— STATED PROBLEM —
Collect every line below that contains the word "Undiscounted".
Start of DATA EXTRACT
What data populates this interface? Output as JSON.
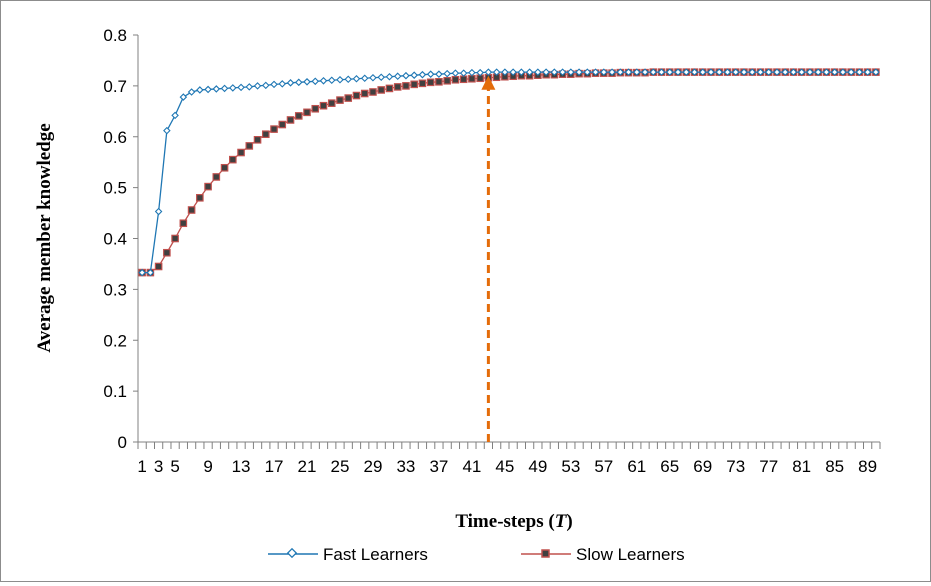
{
  "chart_data": {
    "type": "line",
    "xlabel_text": "Time-steps (",
    "xlabel_var": "T",
    "xlabel_close": ")",
    "ylabel": "Average member knowledge",
    "ylim": [
      0,
      0.8
    ],
    "yticks": [
      "0",
      "0.1",
      "0.2",
      "0.3",
      "0.4",
      "0.5",
      "0.6",
      "0.7",
      "0.8"
    ],
    "xlim": [
      1,
      90
    ],
    "xtick_labels": [
      "1",
      "3",
      "5",
      "9",
      "13",
      "17",
      "21",
      "25",
      "29",
      "33",
      "37",
      "41",
      "45",
      "49",
      "53",
      "57",
      "61",
      "65",
      "69",
      "73",
      "77",
      "81",
      "85",
      "89"
    ],
    "grid": false,
    "legend_position": "bottom",
    "marker_line_at_x": 43,
    "marker_line_top_y": 0.72,
    "marker_color": "#E46C0A",
    "series": [
      {
        "name": "Fast Learners",
        "color": "#1F77B4",
        "marker": "diamond",
        "values": [
          0.333,
          0.333,
          0.453,
          0.612,
          0.642,
          0.678,
          0.688,
          0.692,
          0.693,
          0.694,
          0.695,
          0.696,
          0.697,
          0.698,
          0.7,
          0.701,
          0.703,
          0.704,
          0.706,
          0.707,
          0.708,
          0.709,
          0.71,
          0.711,
          0.712,
          0.713,
          0.714,
          0.715,
          0.716,
          0.717,
          0.718,
          0.719,
          0.72,
          0.721,
          0.722,
          0.723,
          0.723,
          0.724,
          0.725,
          0.725,
          0.726,
          0.726,
          0.727,
          0.727,
          0.727,
          0.727,
          0.727,
          0.727,
          0.727,
          0.727,
          0.727,
          0.727,
          0.727,
          0.727,
          0.727,
          0.727,
          0.727,
          0.727,
          0.727,
          0.727,
          0.727,
          0.727,
          0.727,
          0.727,
          0.727,
          0.727,
          0.727,
          0.727,
          0.727,
          0.727,
          0.727,
          0.727,
          0.727,
          0.727,
          0.727,
          0.727,
          0.727,
          0.727,
          0.727,
          0.727,
          0.727,
          0.727,
          0.727,
          0.727,
          0.727,
          0.727,
          0.727,
          0.727,
          0.727,
          0.727
        ]
      },
      {
        "name": "Slow Learners",
        "color": "#C0504D",
        "marker": "square",
        "values": [
          0.333,
          0.333,
          0.345,
          0.372,
          0.4,
          0.43,
          0.456,
          0.48,
          0.502,
          0.521,
          0.539,
          0.555,
          0.569,
          0.582,
          0.594,
          0.605,
          0.615,
          0.624,
          0.633,
          0.641,
          0.648,
          0.655,
          0.661,
          0.666,
          0.672,
          0.676,
          0.681,
          0.685,
          0.688,
          0.692,
          0.695,
          0.698,
          0.7,
          0.703,
          0.705,
          0.707,
          0.708,
          0.71,
          0.712,
          0.713,
          0.714,
          0.715,
          0.716,
          0.717,
          0.718,
          0.719,
          0.72,
          0.72,
          0.721,
          0.722,
          0.722,
          0.723,
          0.723,
          0.724,
          0.724,
          0.725,
          0.725,
          0.725,
          0.726,
          0.726,
          0.726,
          0.726,
          0.727,
          0.727,
          0.727,
          0.727,
          0.727,
          0.727,
          0.727,
          0.727,
          0.727,
          0.727,
          0.727,
          0.727,
          0.727,
          0.727,
          0.727,
          0.727,
          0.727,
          0.727,
          0.727,
          0.727,
          0.727,
          0.727,
          0.727,
          0.727,
          0.727,
          0.727,
          0.727,
          0.727
        ]
      }
    ]
  }
}
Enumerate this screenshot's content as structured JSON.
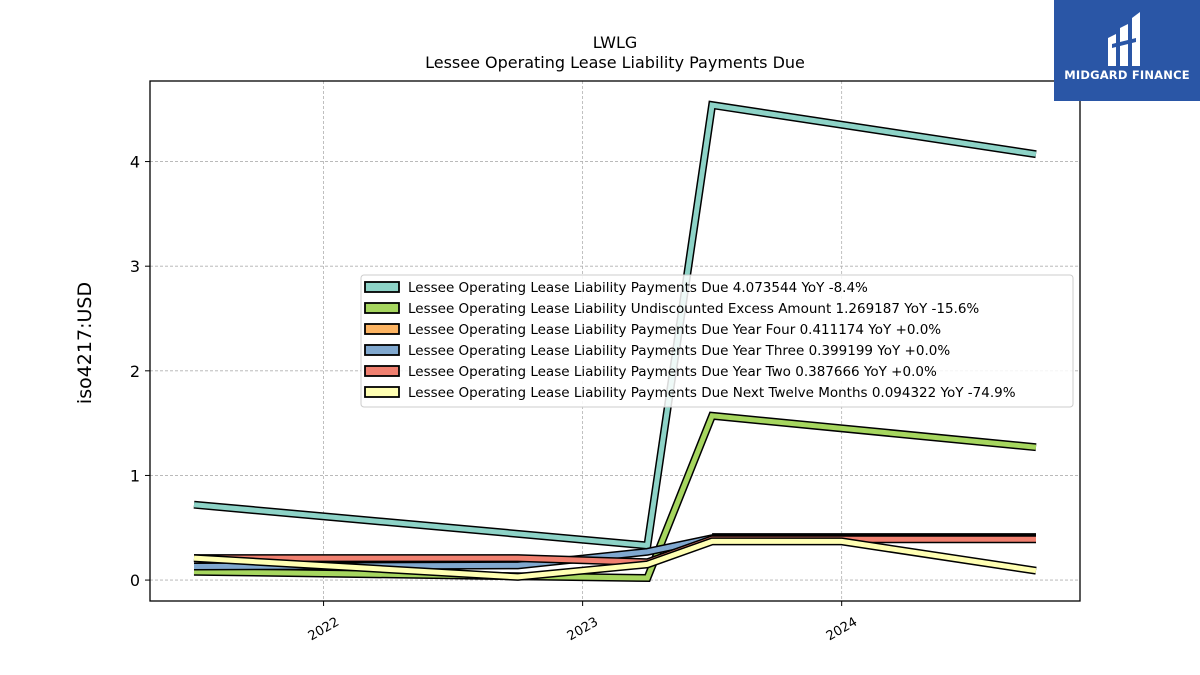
{
  "chart_data": {
    "type": "line",
    "title": "LWLG",
    "subtitle": "Lessee Operating Lease Liability Payments Due",
    "ylabel": "iso4217:USD",
    "xlabel": "",
    "ylim": [
      -0.2,
      4.77
    ],
    "xlim": [
      2021.33,
      2024.92
    ],
    "yticks": [
      0,
      1,
      2,
      3,
      4
    ],
    "xticks": [
      "2022",
      "2023",
      "2024"
    ],
    "grid": true,
    "legend_position": "center-right",
    "series": [
      {
        "name": "Lessee Operating Lease Liability Payments Due",
        "legend": "Lessee Operating Lease Liability Payments Due  4.073544 YoY -8.4%",
        "color": "#8dd3c7",
        "points": [
          [
            2021.5,
            0.72
          ],
          [
            2023.25,
            0.33
          ],
          [
            2023.5,
            4.54
          ],
          [
            2024.75,
            4.07
          ]
        ]
      },
      {
        "name": "Lessee Operating Lease Liability Undiscounted Excess Amount",
        "legend": "Lessee Operating Lease Liability Undiscounted Excess Amount  1.269187 YoY -15.6%",
        "color": "#a6d65f",
        "points": [
          [
            2021.5,
            0.08
          ],
          [
            2023.25,
            0.02
          ],
          [
            2023.5,
            1.57
          ],
          [
            2024.75,
            1.27
          ]
        ]
      },
      {
        "name": "Lessee Operating Lease Liability Payments Due Year Four",
        "legend": "Lessee Operating Lease Liability Payments Due Year Four  0.411174 YoY +0.0%",
        "color": "#fdb462",
        "points": [
          [
            2023.5,
            0.411
          ],
          [
            2024.75,
            0.411
          ]
        ]
      },
      {
        "name": "Lessee Operating Lease Liability Payments Due Year Three",
        "legend": "Lessee Operating Lease Liability Payments Due Year Three  0.399199 YoY +0.0%",
        "color": "#80a8cf",
        "points": [
          [
            2021.5,
            0.13
          ],
          [
            2022.75,
            0.14
          ],
          [
            2023.25,
            0.27
          ],
          [
            2023.5,
            0.4
          ],
          [
            2024.75,
            0.4
          ]
        ]
      },
      {
        "name": "Lessee Operating Lease Liability Payments Due Year Two",
        "legend": "Lessee Operating Lease Liability Payments Due Year Two  0.387666 YoY +0.0%",
        "color": "#f08070",
        "points": [
          [
            2021.5,
            0.21
          ],
          [
            2022.75,
            0.21
          ],
          [
            2023.25,
            0.17
          ],
          [
            2023.5,
            0.39
          ],
          [
            2024.75,
            0.39
          ]
        ]
      },
      {
        "name": "Lessee Operating Lease Liability Payments Due Next Twelve Months",
        "legend": "Lessee Operating Lease Liability Payments Due Next Twelve Months  0.094322 YoY -74.9%",
        "color": "#ffffb3",
        "points": [
          [
            2021.5,
            0.21
          ],
          [
            2022.75,
            0.03
          ],
          [
            2023.25,
            0.15
          ],
          [
            2023.5,
            0.37
          ],
          [
            2024.0,
            0.37
          ],
          [
            2024.75,
            0.09
          ]
        ]
      }
    ]
  },
  "logo": {
    "text": "MIDGARD FINANCE"
  }
}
End of DATA EXTRACT
— THE ANSWER —
        "name": "Lessee Operating Lease Liability Undiscounted Excess Amount",
        "legend": "Lessee Operating Lease Liability Undiscounted Excess Amount  1.269187 YoY -15.6%",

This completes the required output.